WHAT NEEDS TO BE DONE :: From the entries below, count every line that contains the word "name". Please give the number and nothing else.

DATASET EXTRACT ::
--

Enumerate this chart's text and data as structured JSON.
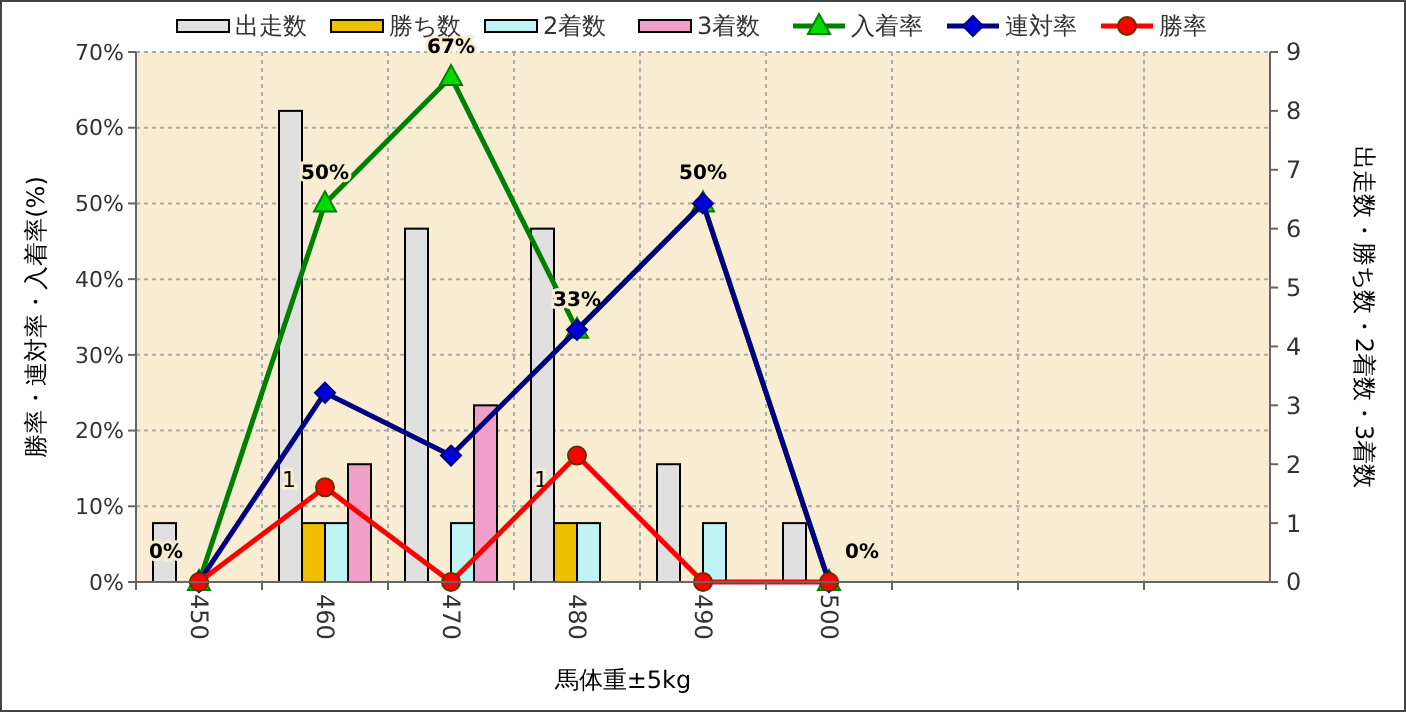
{
  "chart_data": {
    "type": "bar",
    "xlabel": "馬体重±5kg",
    "ylabel": "勝率・連対率・入着率(%)",
    "y2label": "出走数・勝ち数・2着数・3着数",
    "categories": [
      "450",
      "460",
      "470",
      "480",
      "490",
      "500",
      null,
      null,
      null
    ],
    "series": [
      {
        "name": "出走数",
        "axis": "y2",
        "color": "#e0e0e0",
        "values": [
          1,
          8,
          6,
          6,
          2,
          1,
          null,
          null,
          null
        ]
      },
      {
        "name": "勝ち数",
        "axis": "y2",
        "color": "#f0c000",
        "values": [
          null,
          1,
          null,
          1,
          null,
          null,
          null,
          null,
          null
        ],
        "value_labels": [
          null,
          "1",
          null,
          "1",
          null,
          null,
          null,
          null,
          null
        ]
      },
      {
        "name": "2着数",
        "axis": "y2",
        "color": "#c0f4f4",
        "values": [
          null,
          1,
          1,
          1,
          1,
          null,
          null,
          null,
          null
        ]
      },
      {
        "name": "3着数",
        "axis": "y2",
        "color": "#f0a0c8",
        "values": [
          null,
          2,
          3,
          null,
          null,
          null,
          null,
          null,
          null
        ]
      },
      {
        "name": "入着率",
        "type": "line",
        "axis": "y",
        "color": "#008000",
        "marker": "triangle",
        "values": [
          0,
          50,
          66.7,
          33.3,
          50,
          0,
          null,
          null,
          null
        ],
        "value_labels": [
          "0%",
          "50%",
          "67%",
          "33%",
          "50%",
          "0%",
          null,
          null,
          null
        ]
      },
      {
        "name": "連対率",
        "type": "line",
        "axis": "y",
        "color": "#000080",
        "marker": "diamond",
        "values": [
          0,
          25,
          16.7,
          33.3,
          50,
          0,
          null,
          null,
          null
        ]
      },
      {
        "name": "勝率",
        "type": "line",
        "axis": "y",
        "color": "#ff0000",
        "marker": "circle",
        "values": [
          0,
          12.5,
          0,
          16.7,
          0,
          0,
          null,
          null,
          null
        ]
      }
    ],
    "ylim": [
      0,
      70
    ],
    "yticks": [
      {
        "value": 0,
        "label": "0%"
      },
      {
        "value": 10,
        "label": "10%"
      },
      {
        "value": 20,
        "label": "20%"
      },
      {
        "value": 30,
        "label": "30%"
      },
      {
        "value": 40,
        "label": "40%"
      },
      {
        "value": 50,
        "label": "50%"
      },
      {
        "value": 60,
        "label": "60%"
      },
      {
        "value": 70,
        "label": "70%"
      }
    ],
    "y2lim": [
      0,
      9
    ],
    "y2ticks": [
      0,
      1,
      2,
      3,
      4,
      5,
      6,
      7,
      8,
      9
    ],
    "grid": true,
    "legend": "top"
  }
}
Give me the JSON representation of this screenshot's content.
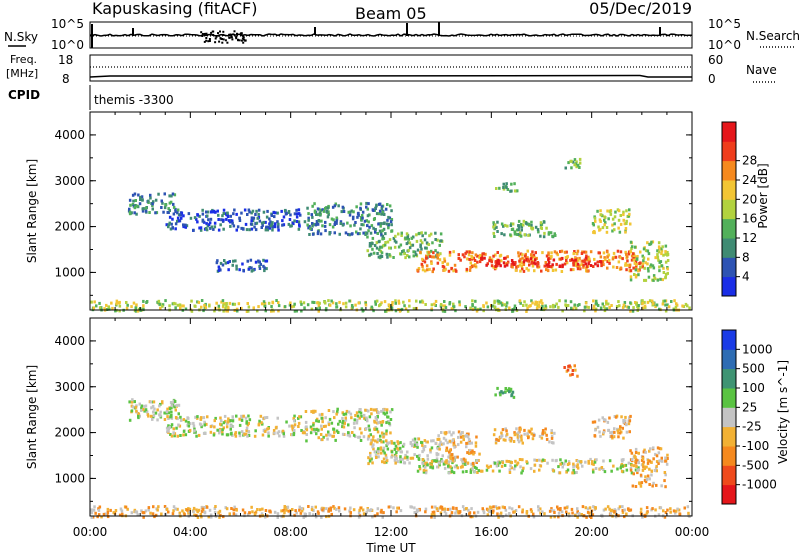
{
  "header": {
    "station": "Kapuskasing (fitACF)",
    "beam": "Beam 05",
    "date": "05/Dec/2019"
  },
  "nsky": {
    "label": "N.Sky",
    "right_label": "N.Search",
    "ticks_left": [
      "10^5",
      "10^0"
    ],
    "ticks_right": [
      "10^5",
      "10^0"
    ]
  },
  "freq": {
    "label_line1": "Freq.",
    "label_line2": "[MHz]",
    "right_label": "Nave",
    "ticks_left": [
      "18",
      "8"
    ],
    "ticks_right": [
      "60",
      "0"
    ]
  },
  "cpid": {
    "label": "CPID",
    "value": "themis -3300"
  },
  "chart_data": [
    {
      "type": "heatmap",
      "name": "power",
      "ylabel": "Slant Range [km]",
      "xlabel": "Time UT",
      "ylim": [
        180,
        4500
      ],
      "xlim": [
        0,
        24
      ],
      "x_ticks": [
        "00:00",
        "04:00",
        "08:00",
        "12:00",
        "16:00",
        "20:00",
        "00:00"
      ],
      "y_ticks": [
        "1000",
        "2000",
        "3000",
        "4000"
      ],
      "colorbar": {
        "label": "Power [dB]",
        "ticks": [
          "4",
          "8",
          "12",
          "16",
          "20",
          "24",
          "28"
        ],
        "colors": [
          "#1a2ee6",
          "#2d53b3",
          "#3f8b73",
          "#52b05a",
          "#b2d23f",
          "#f2c534",
          "#f5891e",
          "#ef3d1c",
          "#e5161b"
        ]
      },
      "echo_regions": [
        {
          "t0": 1.5,
          "t1": 3.5,
          "r0": 2300,
          "r1": 2750,
          "level": 2
        },
        {
          "t0": 3.0,
          "t1": 8.5,
          "r0": 1950,
          "r1": 2400,
          "level": 1
        },
        {
          "t0": 5.0,
          "t1": 7.0,
          "r0": 1050,
          "r1": 1300,
          "level": 1
        },
        {
          "t0": 8.5,
          "t1": 12.0,
          "r0": 1850,
          "r1": 2550,
          "level": 2
        },
        {
          "t0": 11.0,
          "t1": 14.0,
          "r0": 1350,
          "r1": 1900,
          "level": 3
        },
        {
          "t0": 13.0,
          "t1": 22.0,
          "r0": 1050,
          "r1": 1500,
          "level": 6
        },
        {
          "t0": 15.5,
          "t1": 20.5,
          "r0": 1150,
          "r1": 1350,
          "level": 8
        },
        {
          "t0": 16.0,
          "t1": 18.5,
          "r0": 1800,
          "r1": 2150,
          "level": 3
        },
        {
          "t0": 16.0,
          "t1": 17.0,
          "r0": 2800,
          "r1": 3000,
          "level": 3
        },
        {
          "t0": 18.8,
          "t1": 19.5,
          "r0": 3250,
          "r1": 3500,
          "level": 3
        },
        {
          "t0": 20.0,
          "t1": 21.5,
          "r0": 1900,
          "r1": 2400,
          "level": 4
        },
        {
          "t0": 21.5,
          "t1": 23.0,
          "r0": 850,
          "r1": 1700,
          "level": 4
        },
        {
          "t0": 0.0,
          "t1": 24.0,
          "r0": 180,
          "r1": 420,
          "level": 4
        }
      ]
    },
    {
      "type": "heatmap",
      "name": "velocity",
      "ylabel": "Slant Range [km]",
      "xlabel": "Time UT",
      "ylim": [
        180,
        4500
      ],
      "xlim": [
        0,
        24
      ],
      "x_ticks": [
        "00:00",
        "04:00",
        "08:00",
        "12:00",
        "16:00",
        "20:00",
        "00:00"
      ],
      "y_ticks": [
        "1000",
        "2000",
        "3000",
        "4000"
      ],
      "colorbar": {
        "label": "Velocity [m s^-1]",
        "ticks": [
          "1000",
          "500",
          "100",
          "25",
          "-25",
          "-100",
          "-500",
          "-1000"
        ],
        "colors": [
          "#1a3be6",
          "#2e6cb3",
          "#3f9473",
          "#5ac342",
          "#c4c4c4",
          "#f2b134",
          "#f5891e",
          "#ef4a1c",
          "#e5161b"
        ]
      },
      "echo_regions": [
        {
          "t0": 1.5,
          "t1": 3.5,
          "r0": 2300,
          "r1": 2750,
          "level": 4
        },
        {
          "t0": 3.0,
          "t1": 8.5,
          "r0": 1950,
          "r1": 2400,
          "level": 4
        },
        {
          "t0": 8.5,
          "t1": 12.0,
          "r0": 1850,
          "r1": 2550,
          "level": 4
        },
        {
          "t0": 11.0,
          "t1": 14.0,
          "r0": 1350,
          "r1": 1900,
          "level": 4
        },
        {
          "t0": 13.0,
          "t1": 22.0,
          "r0": 1150,
          "r1": 1450,
          "level": 4
        },
        {
          "t0": 13.8,
          "t1": 15.5,
          "r0": 1350,
          "r1": 2050,
          "level": 5
        },
        {
          "t0": 16.0,
          "t1": 18.5,
          "r0": 1800,
          "r1": 2150,
          "level": 5
        },
        {
          "t0": 16.0,
          "t1": 17.0,
          "r0": 2800,
          "r1": 3000,
          "level": 2
        },
        {
          "t0": 18.8,
          "t1": 19.5,
          "r0": 3250,
          "r1": 3500,
          "level": 6
        },
        {
          "t0": 20.0,
          "t1": 21.5,
          "r0": 1900,
          "r1": 2400,
          "level": 5
        },
        {
          "t0": 21.5,
          "t1": 23.0,
          "r0": 850,
          "r1": 1700,
          "level": 5
        },
        {
          "t0": 0.0,
          "t1": 24.0,
          "r0": 180,
          "r1": 420,
          "level": 5
        }
      ]
    }
  ]
}
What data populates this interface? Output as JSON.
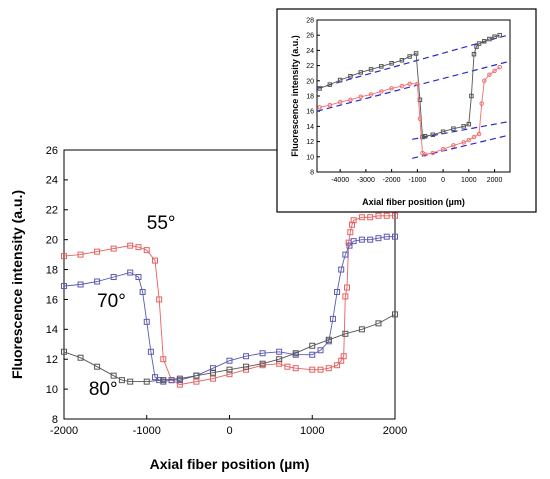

--

ANSWER FOR THIS EXERCISE :: 9